Separate out the lines that hold "Photoshop".
========================================
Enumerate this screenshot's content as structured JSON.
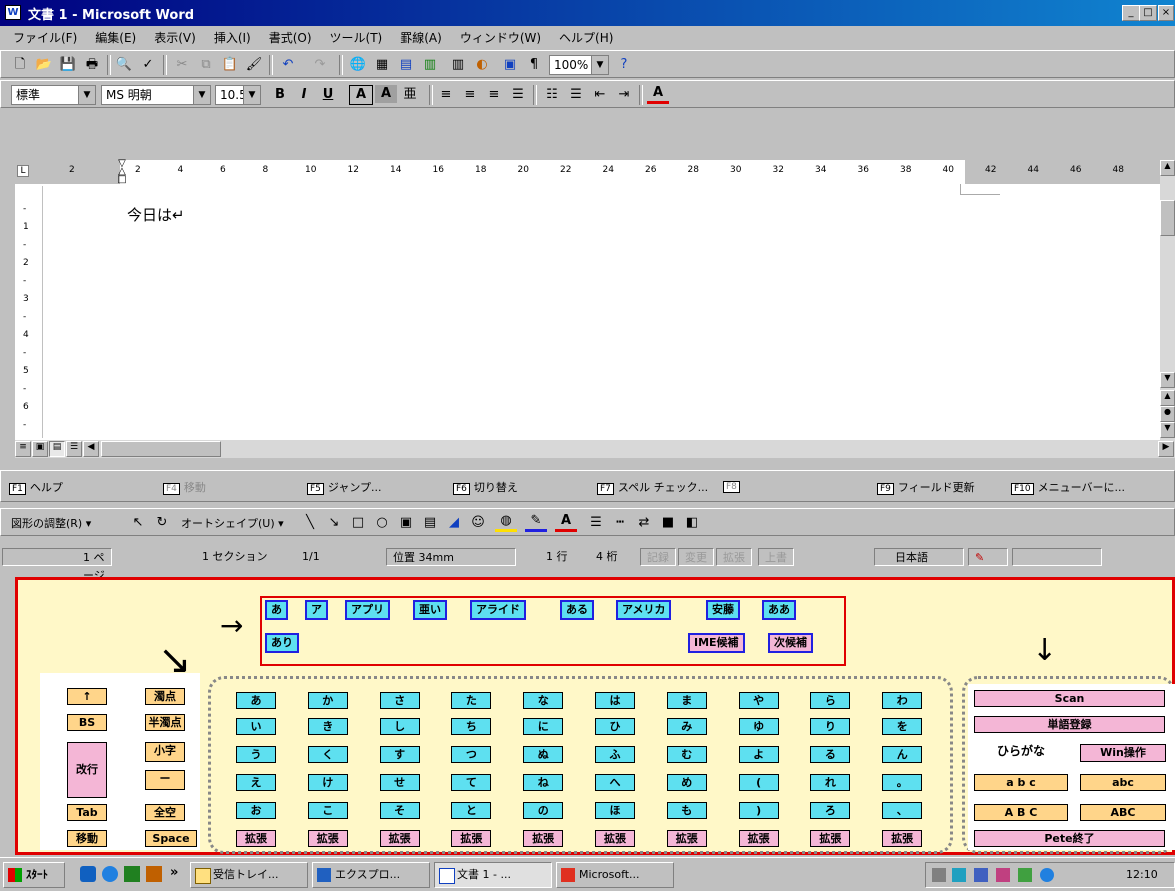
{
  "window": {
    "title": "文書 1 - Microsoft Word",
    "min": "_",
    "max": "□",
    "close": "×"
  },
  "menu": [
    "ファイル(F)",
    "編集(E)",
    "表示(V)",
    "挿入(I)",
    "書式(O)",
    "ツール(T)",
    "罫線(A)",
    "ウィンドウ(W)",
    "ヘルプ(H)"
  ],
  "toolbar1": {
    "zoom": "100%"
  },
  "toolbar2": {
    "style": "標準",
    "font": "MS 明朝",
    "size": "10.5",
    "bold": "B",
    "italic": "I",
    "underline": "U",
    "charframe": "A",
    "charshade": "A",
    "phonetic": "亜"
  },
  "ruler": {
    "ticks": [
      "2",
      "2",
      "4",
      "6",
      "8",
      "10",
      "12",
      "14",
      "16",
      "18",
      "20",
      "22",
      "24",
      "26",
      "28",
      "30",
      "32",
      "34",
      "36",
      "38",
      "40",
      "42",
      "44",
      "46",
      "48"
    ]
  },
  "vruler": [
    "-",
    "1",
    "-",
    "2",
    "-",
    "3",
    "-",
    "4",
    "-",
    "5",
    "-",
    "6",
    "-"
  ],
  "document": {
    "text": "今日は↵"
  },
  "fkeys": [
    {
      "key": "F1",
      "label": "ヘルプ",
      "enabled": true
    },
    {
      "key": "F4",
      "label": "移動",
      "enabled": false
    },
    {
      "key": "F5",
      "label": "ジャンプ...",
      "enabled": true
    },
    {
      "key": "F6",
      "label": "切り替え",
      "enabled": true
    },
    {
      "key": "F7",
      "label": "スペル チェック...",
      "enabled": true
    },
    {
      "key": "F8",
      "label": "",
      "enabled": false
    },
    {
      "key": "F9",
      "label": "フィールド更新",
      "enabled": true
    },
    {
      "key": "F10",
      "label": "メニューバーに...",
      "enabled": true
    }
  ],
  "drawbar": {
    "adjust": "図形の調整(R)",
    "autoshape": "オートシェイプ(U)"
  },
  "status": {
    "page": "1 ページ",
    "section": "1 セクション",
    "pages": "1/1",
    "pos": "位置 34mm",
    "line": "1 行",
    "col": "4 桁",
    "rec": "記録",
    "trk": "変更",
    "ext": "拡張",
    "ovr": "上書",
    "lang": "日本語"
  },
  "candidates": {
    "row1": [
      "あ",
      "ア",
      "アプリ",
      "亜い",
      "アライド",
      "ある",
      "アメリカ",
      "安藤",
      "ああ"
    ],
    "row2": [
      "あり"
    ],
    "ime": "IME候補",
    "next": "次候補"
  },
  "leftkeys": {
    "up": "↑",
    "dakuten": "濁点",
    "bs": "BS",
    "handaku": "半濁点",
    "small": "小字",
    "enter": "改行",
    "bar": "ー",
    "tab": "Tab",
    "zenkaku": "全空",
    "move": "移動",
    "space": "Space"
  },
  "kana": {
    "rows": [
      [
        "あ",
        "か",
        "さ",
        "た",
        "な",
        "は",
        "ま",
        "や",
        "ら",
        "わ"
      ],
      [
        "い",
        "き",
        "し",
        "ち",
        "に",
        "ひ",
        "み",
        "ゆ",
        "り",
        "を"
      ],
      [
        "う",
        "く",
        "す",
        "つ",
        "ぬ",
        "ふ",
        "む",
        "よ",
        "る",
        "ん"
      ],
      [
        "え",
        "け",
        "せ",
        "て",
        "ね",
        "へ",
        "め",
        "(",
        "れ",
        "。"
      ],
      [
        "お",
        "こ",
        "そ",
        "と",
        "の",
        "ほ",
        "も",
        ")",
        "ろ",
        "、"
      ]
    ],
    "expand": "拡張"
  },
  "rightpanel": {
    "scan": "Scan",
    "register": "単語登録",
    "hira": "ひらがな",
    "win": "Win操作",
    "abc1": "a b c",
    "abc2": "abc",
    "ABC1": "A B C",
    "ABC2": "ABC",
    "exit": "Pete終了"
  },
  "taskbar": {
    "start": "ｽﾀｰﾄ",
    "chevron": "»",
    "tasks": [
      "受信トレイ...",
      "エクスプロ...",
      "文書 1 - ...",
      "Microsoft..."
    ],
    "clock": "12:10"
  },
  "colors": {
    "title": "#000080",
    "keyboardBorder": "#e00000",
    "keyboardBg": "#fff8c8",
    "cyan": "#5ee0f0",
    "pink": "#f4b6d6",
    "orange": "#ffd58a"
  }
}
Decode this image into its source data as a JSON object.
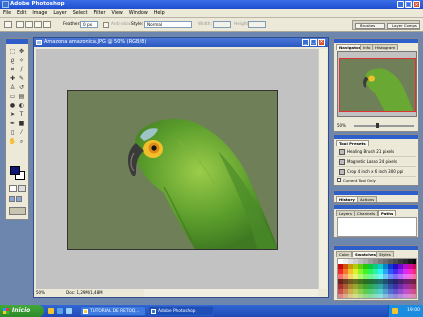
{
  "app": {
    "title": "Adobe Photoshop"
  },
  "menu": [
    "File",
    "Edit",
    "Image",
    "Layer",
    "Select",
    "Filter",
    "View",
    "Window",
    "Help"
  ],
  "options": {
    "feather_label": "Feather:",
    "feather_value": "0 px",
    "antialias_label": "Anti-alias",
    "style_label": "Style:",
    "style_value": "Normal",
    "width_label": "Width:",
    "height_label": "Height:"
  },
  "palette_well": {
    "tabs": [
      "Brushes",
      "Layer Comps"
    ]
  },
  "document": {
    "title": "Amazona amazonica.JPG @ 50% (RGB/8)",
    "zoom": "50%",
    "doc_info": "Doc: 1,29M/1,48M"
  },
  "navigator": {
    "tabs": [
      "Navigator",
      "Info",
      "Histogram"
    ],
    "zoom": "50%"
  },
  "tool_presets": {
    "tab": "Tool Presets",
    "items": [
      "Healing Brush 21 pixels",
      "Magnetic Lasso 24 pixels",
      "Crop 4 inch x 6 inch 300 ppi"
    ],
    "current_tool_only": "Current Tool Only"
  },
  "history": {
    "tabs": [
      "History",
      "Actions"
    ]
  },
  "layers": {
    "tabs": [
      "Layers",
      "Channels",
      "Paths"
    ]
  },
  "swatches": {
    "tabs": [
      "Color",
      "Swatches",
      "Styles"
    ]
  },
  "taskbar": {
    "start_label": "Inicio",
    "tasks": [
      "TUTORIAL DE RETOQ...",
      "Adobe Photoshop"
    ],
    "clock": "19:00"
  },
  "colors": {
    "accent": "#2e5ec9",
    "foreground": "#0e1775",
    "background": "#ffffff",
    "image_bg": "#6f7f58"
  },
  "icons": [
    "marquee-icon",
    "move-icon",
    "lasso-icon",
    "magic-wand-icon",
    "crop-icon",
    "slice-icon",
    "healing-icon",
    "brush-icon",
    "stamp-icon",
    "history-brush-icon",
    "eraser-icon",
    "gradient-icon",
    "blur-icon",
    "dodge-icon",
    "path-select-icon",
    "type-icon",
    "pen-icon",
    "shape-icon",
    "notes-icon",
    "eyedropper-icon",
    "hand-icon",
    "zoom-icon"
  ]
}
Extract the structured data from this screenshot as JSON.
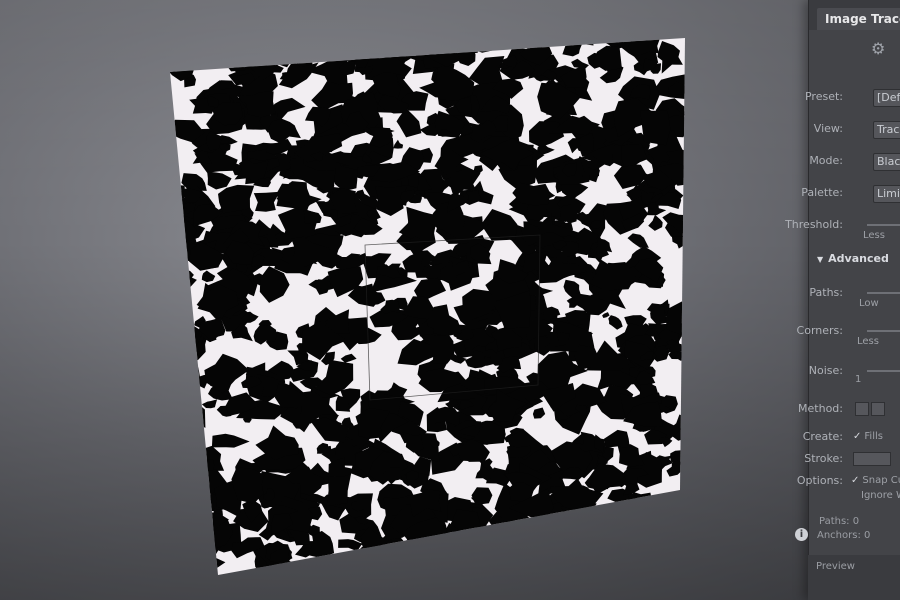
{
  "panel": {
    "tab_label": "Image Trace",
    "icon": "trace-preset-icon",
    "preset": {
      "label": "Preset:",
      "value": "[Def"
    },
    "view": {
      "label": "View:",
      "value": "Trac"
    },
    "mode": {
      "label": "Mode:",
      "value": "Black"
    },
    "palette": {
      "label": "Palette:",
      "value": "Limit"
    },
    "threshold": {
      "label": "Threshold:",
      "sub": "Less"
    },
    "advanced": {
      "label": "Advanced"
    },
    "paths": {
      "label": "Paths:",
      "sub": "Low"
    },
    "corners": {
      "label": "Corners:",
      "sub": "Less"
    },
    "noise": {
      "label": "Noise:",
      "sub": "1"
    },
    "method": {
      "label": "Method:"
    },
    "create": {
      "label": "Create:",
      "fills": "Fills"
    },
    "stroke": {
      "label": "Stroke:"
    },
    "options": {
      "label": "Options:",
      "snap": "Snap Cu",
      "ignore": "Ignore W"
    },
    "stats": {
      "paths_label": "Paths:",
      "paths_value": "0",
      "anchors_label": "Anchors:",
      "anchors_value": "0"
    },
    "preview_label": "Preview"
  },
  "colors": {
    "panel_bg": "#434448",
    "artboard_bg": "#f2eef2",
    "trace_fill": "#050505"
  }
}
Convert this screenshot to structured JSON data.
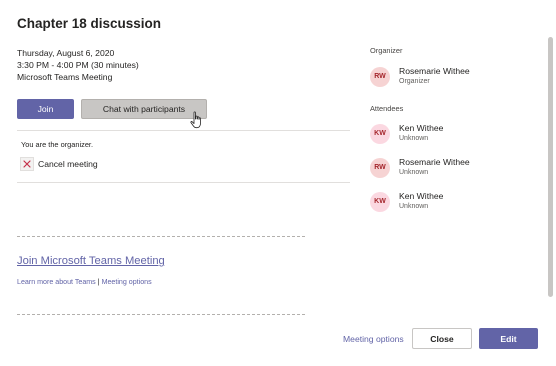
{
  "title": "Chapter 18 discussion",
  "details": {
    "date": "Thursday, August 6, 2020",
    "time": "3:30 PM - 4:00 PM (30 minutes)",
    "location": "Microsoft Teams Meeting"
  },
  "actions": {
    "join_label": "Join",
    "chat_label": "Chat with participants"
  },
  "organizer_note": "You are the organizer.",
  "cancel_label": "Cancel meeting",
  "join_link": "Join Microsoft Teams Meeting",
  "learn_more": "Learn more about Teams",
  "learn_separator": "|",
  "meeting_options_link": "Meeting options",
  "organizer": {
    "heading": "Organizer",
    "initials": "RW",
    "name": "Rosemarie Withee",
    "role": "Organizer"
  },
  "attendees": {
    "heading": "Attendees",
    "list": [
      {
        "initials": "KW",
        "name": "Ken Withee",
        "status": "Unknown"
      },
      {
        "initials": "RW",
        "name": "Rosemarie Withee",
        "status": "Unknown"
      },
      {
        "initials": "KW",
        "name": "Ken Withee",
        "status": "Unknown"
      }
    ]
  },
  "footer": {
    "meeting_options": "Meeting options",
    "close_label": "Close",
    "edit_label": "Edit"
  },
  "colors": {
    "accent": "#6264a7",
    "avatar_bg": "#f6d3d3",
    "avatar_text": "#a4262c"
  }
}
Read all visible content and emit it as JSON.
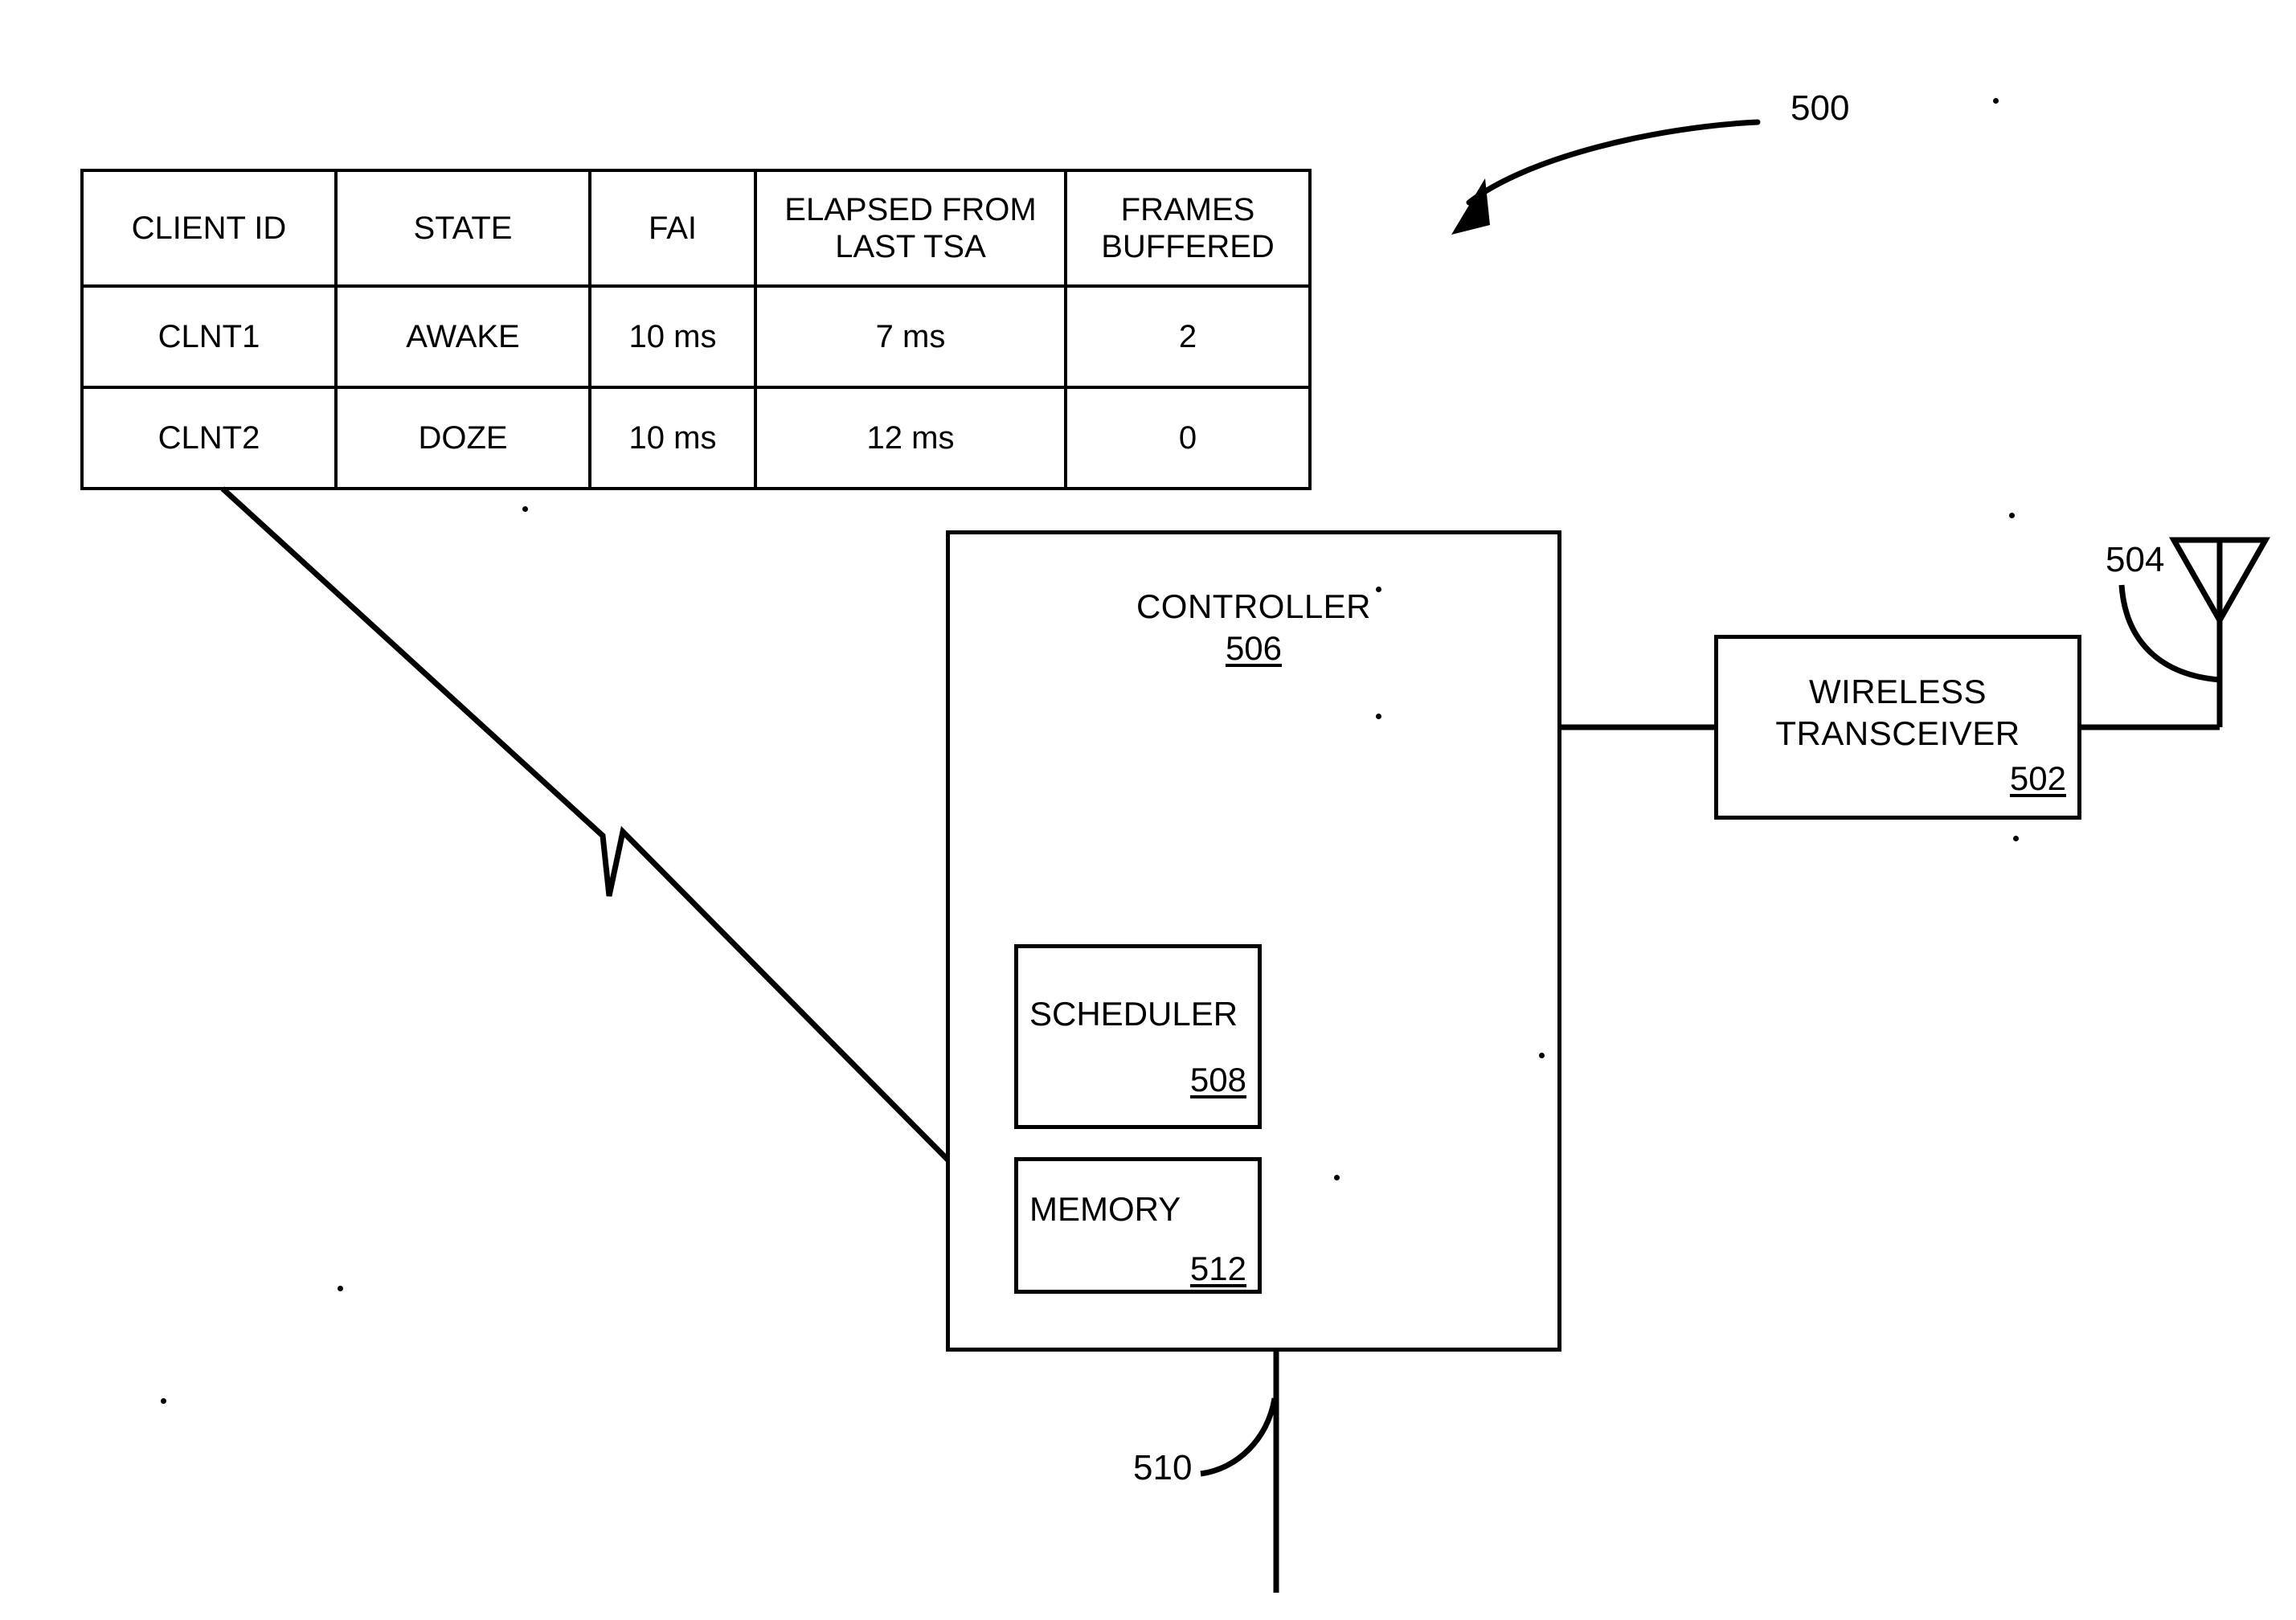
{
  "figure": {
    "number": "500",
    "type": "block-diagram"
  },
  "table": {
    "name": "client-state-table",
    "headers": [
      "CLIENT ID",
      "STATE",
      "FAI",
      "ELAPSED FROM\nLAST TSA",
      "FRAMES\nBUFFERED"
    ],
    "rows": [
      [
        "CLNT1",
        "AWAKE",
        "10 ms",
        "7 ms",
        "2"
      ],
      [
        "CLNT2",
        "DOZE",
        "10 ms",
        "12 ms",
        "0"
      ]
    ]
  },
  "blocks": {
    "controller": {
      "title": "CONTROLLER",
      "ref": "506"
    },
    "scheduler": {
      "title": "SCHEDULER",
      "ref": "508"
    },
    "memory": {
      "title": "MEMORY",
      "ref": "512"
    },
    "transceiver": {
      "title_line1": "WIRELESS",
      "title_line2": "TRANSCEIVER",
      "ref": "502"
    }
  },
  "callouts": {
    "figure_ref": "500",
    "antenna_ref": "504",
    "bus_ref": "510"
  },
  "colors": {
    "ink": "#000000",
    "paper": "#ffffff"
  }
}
========================================
SOLUTION BELOW:
    "title": "Adobe Photoshop"
      "Adobe Photoshop"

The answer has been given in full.